EXERCISE DETAILS
With the images removed, write out each record exactly as given.

----- SOURCE MATERIAL -----

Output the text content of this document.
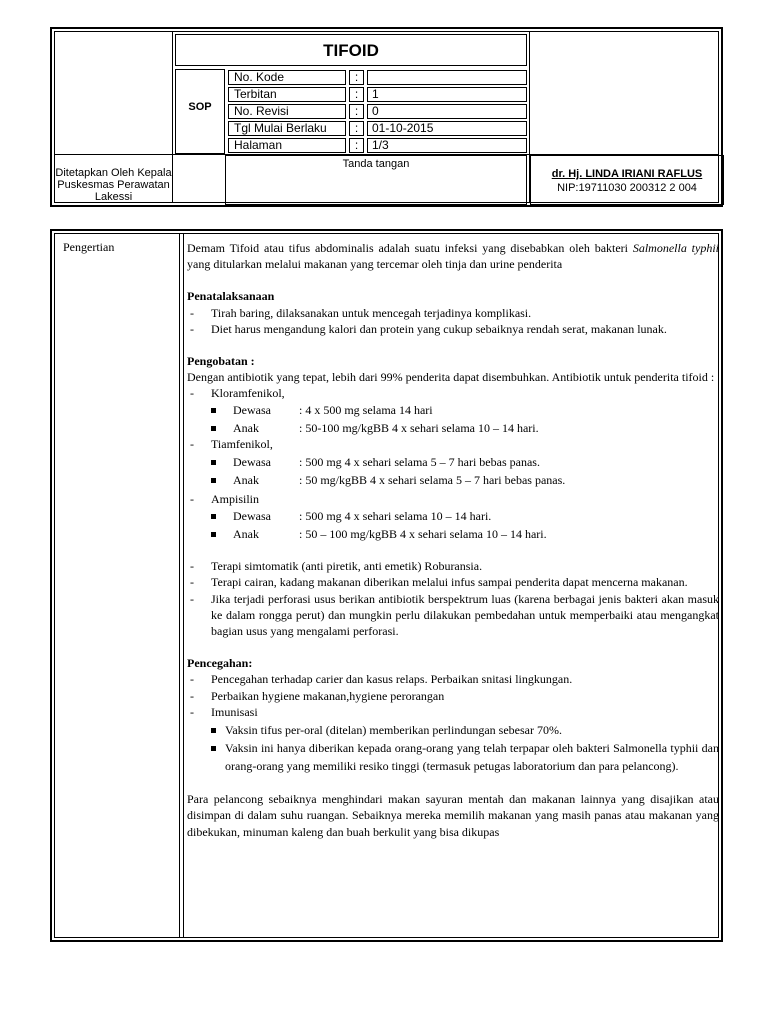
TIFOID
SOP
No. Kode	:
Terbitan	:	1
No. Revisi	:	0
Tgl Mulai Berlaku	:	01-10-2015
Halaman	:	1/3
Ditetapkan Oleh Kepala
Puskesmas Perawatan
Lakessi
Tanda tangan
dr. Hj. LINDA IRIANI RAFLUS
NIP:19711030 200312 2 004
Pengertian	Demam Tifoid atau tifus abdominalis adalah suatu infeksi yang disebabkan oleh bakteri Salmonella typhii yang ditularkan melalui makanan yang tercemar oleh tinja dan urine penderita

Penatalaksanaan

- Tirah baring, dilaksanakan untuk mencegah terjadinya komplikasi.

- Diet harus mengandung kalori dan protein yang cukup sebaiknya rendah serat, makanan lunak.

Pengobatan :

Dengan antibiotik yang tepat, lebih dari 99% penderita dapat disembuhkan. Antibiotik untuk penderita tifoid :

- Kloramfenikol,

Dewasa : 4 x 500 mg selama 14 hari

Anak	: 50-100 mg/kgBB 4 x sehari selama 10 – 14 hari.

- Tiamfenikol,

Dewasa : 500 mg 4 x sehari selama 5 – 7 hari bebas panas.

Anak	: 50 mg/kgBB 4 x sehari selama 5 – 7 hari bebas panas.

- Ampisilin

Dewasa : 500 mg 4 x sehari selama 10 – 14 hari.

Anak	: 50 – 100 mg/kgBB 4 x sehari selama 10 – 14 hari.

- Terapi simtomatik (anti piretik, anti emetik) Roburansia.

- Terapi cairan, kadang makanan diberikan melalui infus sampai penderita dapat mencerna makanan.

- Jika terjadi perforasi usus berikan antibiotik berspektrum luas (karena berbagai jenis bakteri akan masuk ke dalam rongga perut) dan mungkin perlu dilakukan pembedahan untuk memperbaiki atau mengangkat bagian usus yang mengalami perforasi.

Pencegahan:

- Pencegahan terhadap carier dan kasus relaps. Perbaikan snitasi lingkungan.

- Perbaikan hygiene makanan,hygiene perorangan

- Imunisasi

Vaksin tifus per-oral (ditelan) memberikan perlindungan sebesar 70%.

Vaksin ini hanya diberikan kepada orang-orang yang telah terpapar oleh bakteri Salmonella typhii dan orang-orang yang memiliki resiko tinggi (termasuk petugas laboratorium dan para pelancong).

Para pelancong sebaiknya menghindari makan sayuran mentah dan makanan lainnya yang disajikan atau disimpan di dalam suhu ruangan. Sebaiknya mereka memilih makanan yang masih panas atau makanan yang dibekukan, minuman kaleng dan buah berkulit yang bisa dikupas
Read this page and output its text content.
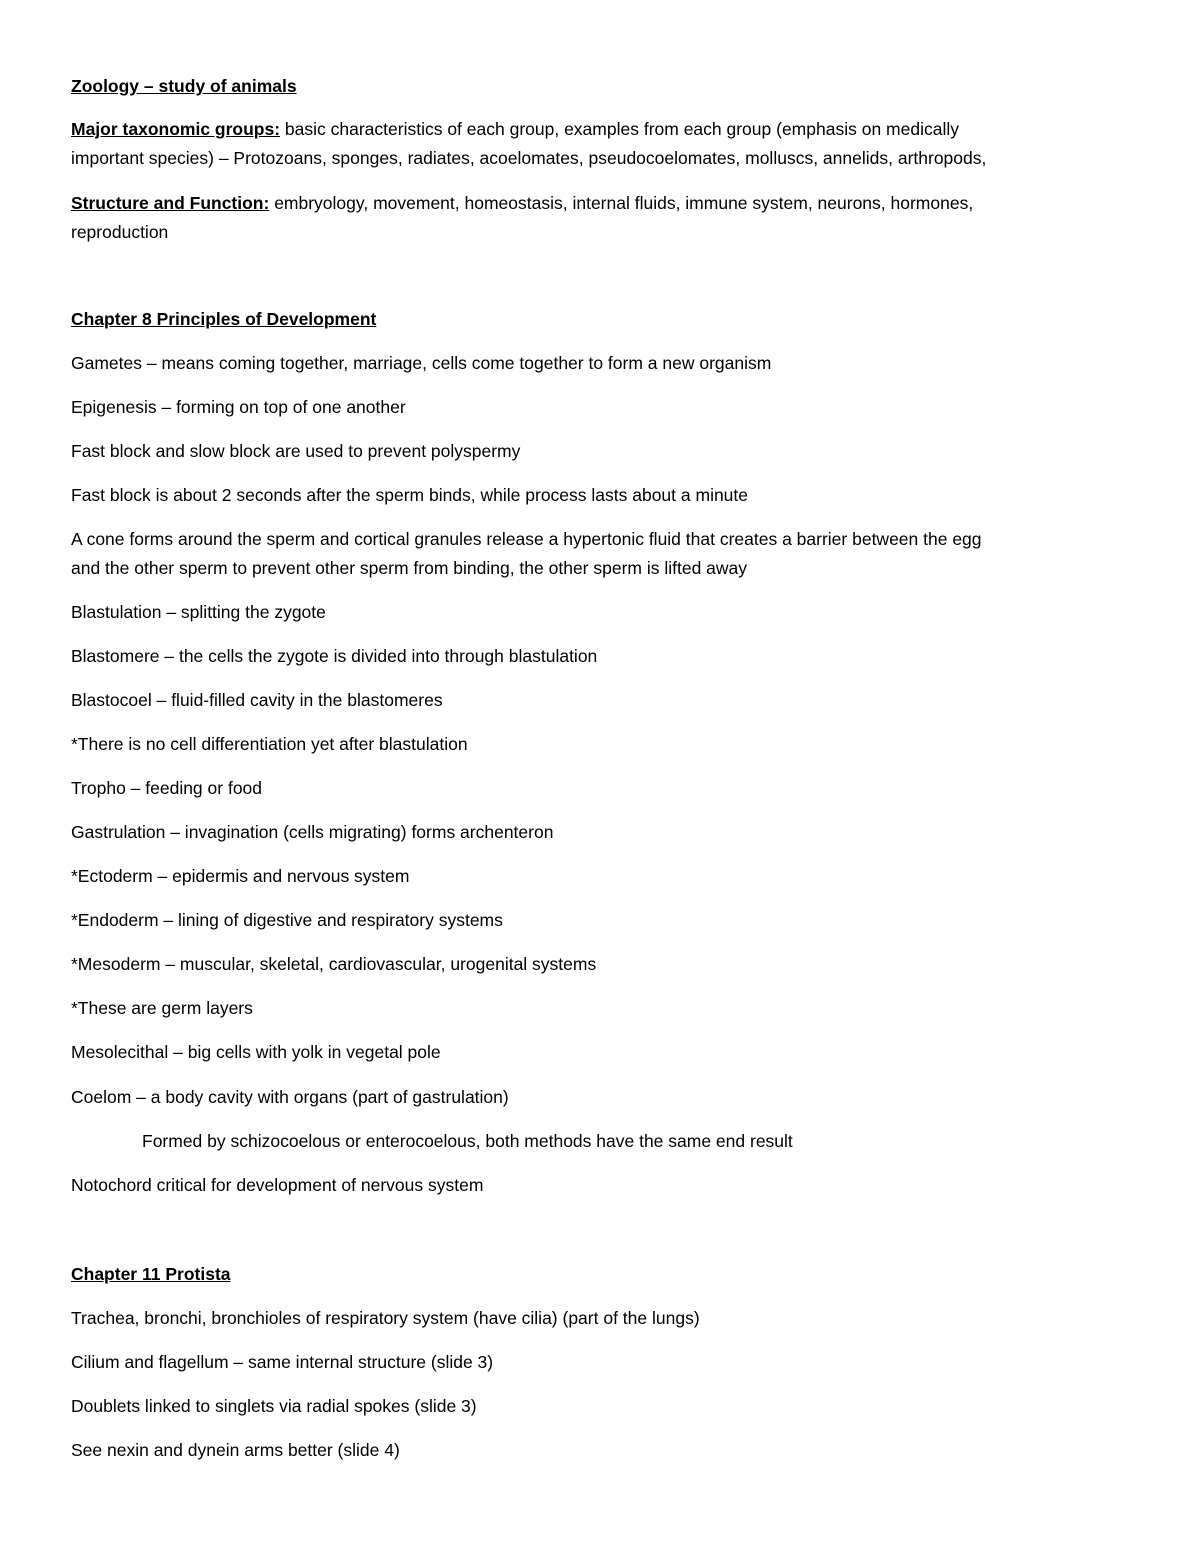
Zoology – study of animals
Major taxonomic groups: basic characteristics of each group, examples from each group (emphasis on medically
important species) – Protozoans, sponges, radiates, acoelomates, pseudocoelomates, molluscs, annelids, arthropods,
Structure and Function: embryology, movement, homeostasis, internal fluids, immune system, neurons, hormones,
reproduction
Chapter 8 Principles of Development
Gametes – means coming together, marriage, cells come together to form a new organism
Epigenesis – forming on top of one another
Fast block and slow block are used to prevent polyspermy
Fast block is about 2 seconds after the sperm binds, while process lasts about a minute
A cone forms around the sperm and cortical granules release a hypertonic fluid that creates a barrier between the egg
and the other sperm to prevent other sperm from binding, the other sperm is lifted away
Blastulation – splitting the zygote
Blastomere – the cells the zygote is divided into through blastulation
Blastocoel – fluid-filled cavity in the blastomeres
*There is no cell differentiation yet after blastulation
Tropho – feeding or food
Gastrulation – invagination (cells migrating) forms archenteron
*Ectoderm – epidermis and nervous system
*Endoderm – lining of digestive and respiratory systems
*Mesoderm – muscular, skeletal, cardiovascular, urogenital systems
*These are germ layers
Mesolecithal – big cells with yolk in vegetal pole
Coelom – a body cavity with organs (part of gastrulation)
Formed by schizocoelous or enterocoelous, both methods have the same end result
Notochord critical for development of nervous system
Chapter 11 Protista
Trachea, bronchi, bronchioles of respiratory system (have cilia) (part of the lungs)
Cilium and flagellum – same internal structure (slide 3)
Doublets linked to singlets via radial spokes (slide 3)
See nexin and dynein arms better (slide 4)
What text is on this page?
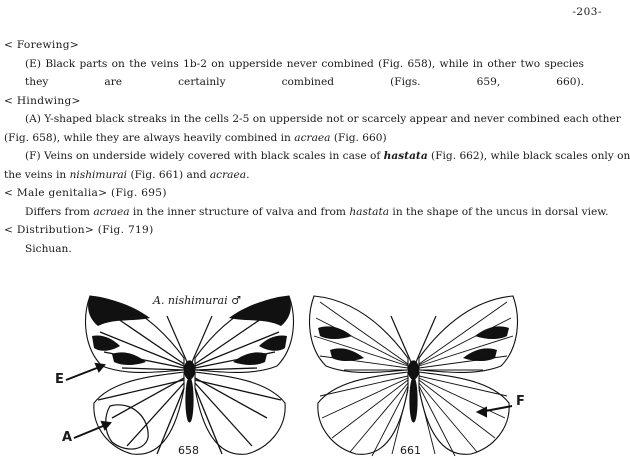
-203-
< Forewing>
(E) Black parts on the veins 1b-2 on upperside never combined (Fig. 658), while in other two species they are certainly combined (Figs. 659, 660).
< Hindwing>
(A) Y-shaped black streaks in the cells 2-5 on upperside not or scarcely appear and never combined each other
(Fig. 658), while they are always heavily combined in acraea (Fig. 660)
(F) Veins on underside widely covered with black scales in case of hastata (Fig. 662), while black scales only on
the veins in nishimurai (Fig. 661) and acraea.
< Male genitalia> (Fig. 695)
Differs from acraea in the inner structure of valva and from hastata in the shape of the uncus in dorsal view.
< Distribution> (Fig. 719)
Sichuan.
A. nishimurai ♂
E
A
F
658	661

-----

REPLY TO THE EXERCISE
Output the text content of this document.
TIFOID
SOP
No. Kode	:
Terbitan	:	1
No. Revisi	:	0
Tgl Mulai Berlaku	:	01-10-2015
Halaman	:	1/3
Ditetapkan Oleh Kepala
Puskesmas Perawatan
Lakessi
Tanda tangan
dr. Hj. LINDA IRIANI RAFLUS
NIP:19711030 200312 2 004
Pengertian	Demam Tifoid atau tifus abdominalis adalah suatu infeksi yang disebabkan oleh bakteri Salmonella typhii yang ditularkan melalui makanan yang tercemar oleh tinja dan urine penderita

Penatalaksanaan

- Tirah baring, dilaksanakan untuk mencegah terjadinya komplikasi.

- Diet harus mengandung kalori dan protein yang cukup sebaiknya rendah serat, makanan lunak.

Pengobatan :

Dengan antibiotik yang tepat, lebih dari 99% penderita dapat disembuhkan. Antibiotik untuk penderita tifoid :

- Kloramfenikol,

Dewasa : 4 x 500 mg selama 14 hari

Anak	: 50-100 mg/kgBB 4 x sehari selama 10 – 14 hari.

- Tiamfenikol,

Dewasa : 500 mg 4 x sehari selama 5 – 7 hari bebas panas.

Anak	: 50 mg/kgBB 4 x sehari selama 5 – 7 hari bebas panas.

- Ampisilin

Dewasa : 500 mg 4 x sehari selama 10 – 14 hari.

Anak	: 50 – 100 mg/kgBB 4 x sehari selama 10 – 14 hari.

- Terapi simtomatik (anti piretik, anti emetik) Roburansia.

- Terapi cairan, kadang makanan diberikan melalui infus sampai penderita dapat mencerna makanan.

- Jika terjadi perforasi usus berikan antibiotik berspektrum luas (karena berbagai jenis bakteri akan masuk ke dalam rongga perut) dan mungkin perlu dilakukan pembedahan untuk memperbaiki atau mengangkat bagian usus yang mengalami perforasi.

Pencegahan:

- Pencegahan terhadap carier dan kasus relaps. Perbaikan snitasi lingkungan.

- Perbaikan hygiene makanan,hygiene perorangan

- Imunisasi

Vaksin tifus per-oral (ditelan) memberikan perlindungan sebesar 70%.

Vaksin ini hanya diberikan kepada orang-orang yang telah terpapar oleh bakteri Salmonella typhii dan orang-orang yang memiliki resiko tinggi (termasuk petugas laboratorium dan para pelancong).

Para pelancong sebaiknya menghindari makan sayuran mentah dan makanan lainnya yang disajikan atau disimpan di dalam suhu ruangan. Sebaiknya mereka memilih makanan yang masih panas atau makanan yang dibekukan, minuman kaleng dan buah berkulit yang bisa dikupas
Read this page and output its text content.
Zoology – study of animals
Major taxonomic groups: basic characteristics of each group, examples from each group (emphasis on medically
important species) – Protozoans, sponges, radiates, acoelomates, pseudocoelomates, molluscs, annelids, arthropods,
Structure and Function: embryology, movement, homeostasis, internal fluids, immune system, neurons, hormones,
reproduction
Chapter 8 Principles of Development
Gametes – means coming together, marriage, cells come together to form a new organism
Epigenesis – forming on top of one another
Fast block and slow block are used to prevent polyspermy
Fast block is about 2 seconds after the sperm binds, while process lasts about a minute
A cone forms around the sperm and cortical granules release a hypertonic fluid that creates a barrier between the egg
and the other sperm to prevent other sperm from binding, the other sperm is lifted away
Blastulation – splitting the zygote
Blastomere – the cells the zygote is divided into through blastulation
Blastocoel – fluid-filled cavity in the blastomeres
*There is no cell differentiation yet after blastulation
Tropho – feeding or food
Gastrulation – invagination (cells migrating) forms archenteron
*Ectoderm – epidermis and nervous system
*Endoderm – lining of digestive and respiratory systems
*Mesoderm – muscular, skeletal, cardiovascular, urogenital systems
*These are germ layers
Mesolecithal – big cells with yolk in vegetal pole
Coelom – a body cavity with organs (part of gastrulation)
Formed by schizocoelous or enterocoelous, both methods have the same end result
Notochord critical for development of nervous system
Chapter 11 Protista
Trachea, bronchi, bronchioles of respiratory system (have cilia) (part of the lungs)
Cilium and flagellum – same internal structure (slide 3)
Doublets linked to singlets via radial spokes (slide 3)
See nexin and dynein arms better (slide 4)
What text is on this page?
-203-
< Forewing>
(E) Black parts on the veins 1b-2 on upperside never combined (Fig. 658), while in other two species they are certainly combined (Figs. 659, 660).
< Hindwing>
(A) Y-shaped black streaks in the cells 2-5 on upperside not or scarcely appear and never combined each other
(Fig. 658), while they are always heavily combined in acraea (Fig. 660)
(F) Veins on underside widely covered with black scales in case of hastata (Fig. 662), while black scales only on
the veins in nishimurai (Fig. 661) and acraea.
< Male genitalia> (Fig. 695)
Differs from acraea in the inner structure of valva and from hastata in the shape of the uncus in dorsal view.
< Distribution> (Fig. 719)
Sichuan.
A. nishimurai ♂
E
A
F
658	661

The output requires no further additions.